═══ SUPPLIED ENTRIES
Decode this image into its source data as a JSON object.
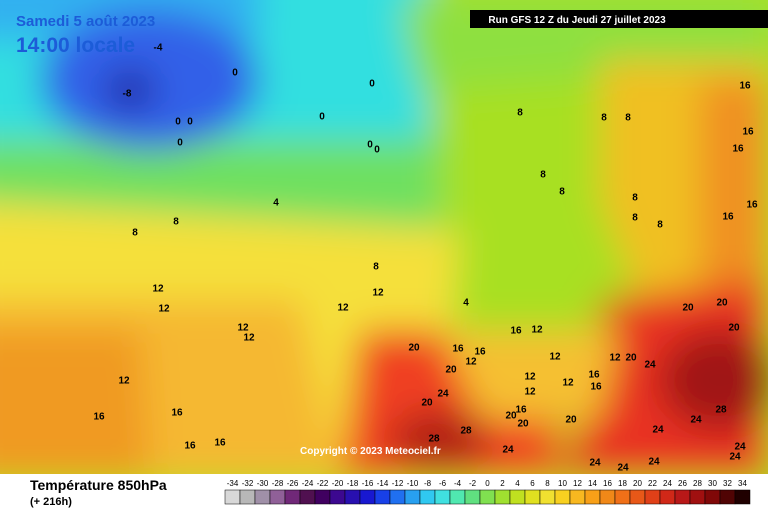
{
  "header": {
    "date": "Samedi 5 août 2023",
    "time": "14:00 locale",
    "run": "Run GFS 12 Z du Jeudi 27 juillet 2023"
  },
  "copyright": "Copyright © 2023 Meteociel.fr",
  "footer": {
    "title": "Température 850hPa",
    "lead": "(+ 216h)"
  },
  "legend": {
    "values": [
      -34,
      -32,
      -30,
      -28,
      -26,
      -24,
      -22,
      -20,
      -18,
      -16,
      -14,
      -12,
      -10,
      -8,
      -6,
      -4,
      -2,
      0,
      2,
      4,
      6,
      8,
      10,
      12,
      14,
      16,
      18,
      20,
      22,
      24,
      26,
      28,
      30,
      32,
      34
    ]
  },
  "contour_labels": [
    -4,
    -8,
    0,
    0,
    0,
    0,
    0,
    0,
    0,
    0,
    8,
    8,
    8,
    16,
    16,
    16,
    8,
    8,
    8,
    8,
    8,
    16,
    16,
    8,
    8,
    4,
    8,
    12,
    12,
    12,
    12,
    4,
    12,
    12,
    12,
    16,
    16,
    16,
    16,
    20,
    20,
    20,
    16,
    12,
    16,
    16,
    20,
    12,
    12,
    20,
    24,
    20,
    12,
    20,
    24,
    16,
    12,
    16,
    12,
    12,
    16,
    20,
    20,
    20,
    28,
    28,
    24,
    24,
    24,
    28,
    24,
    24,
    24,
    24,
    24
  ]
}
══════
* _WRITTEN TASK_
Copy the data word for word. Pictures do not go in the copy.

* _TASK ANSWER_
Decode this image into its source data as a JSON object.
{
  "header": {
    "date": "Samedi 5 août 2023",
    "time": "14:00 locale",
    "run": "Run GFS 12 Z du Jeudi 27 juillet 2023"
  },
  "copyright": "Copyright © 2023 Meteociel.fr",
  "footer": {
    "title": "Température 850hPa",
    "lead": "(+ 216h)"
  },
  "legend": {
    "values": [
      -34,
      -32,
      -30,
      -28,
      -26,
      -24,
      -22,
      -20,
      -18,
      -16,
      -14,
      -12,
      -10,
      -8,
      -6,
      -4,
      -2,
      0,
      2,
      4,
      6,
      8,
      10,
      12,
      14,
      16,
      18,
      20,
      22,
      24,
      26,
      28,
      30,
      32,
      34
    ]
  },
  "contour_labels": [
    -4,
    -8,
    0,
    0,
    0,
    0,
    0,
    0,
    0,
    0,
    8,
    8,
    8,
    16,
    16,
    16,
    8,
    8,
    8,
    8,
    8,
    16,
    16,
    8,
    8,
    4,
    8,
    12,
    12,
    12,
    12,
    4,
    12,
    12,
    12,
    16,
    16,
    16,
    16,
    20,
    20,
    20,
    16,
    12,
    16,
    16,
    20,
    12,
    12,
    20,
    24,
    20,
    12,
    20,
    24,
    16,
    12,
    16,
    12,
    12,
    16,
    20,
    20,
    20,
    28,
    28,
    24,
    24,
    24,
    28,
    24,
    24,
    24,
    24,
    24
  ]
}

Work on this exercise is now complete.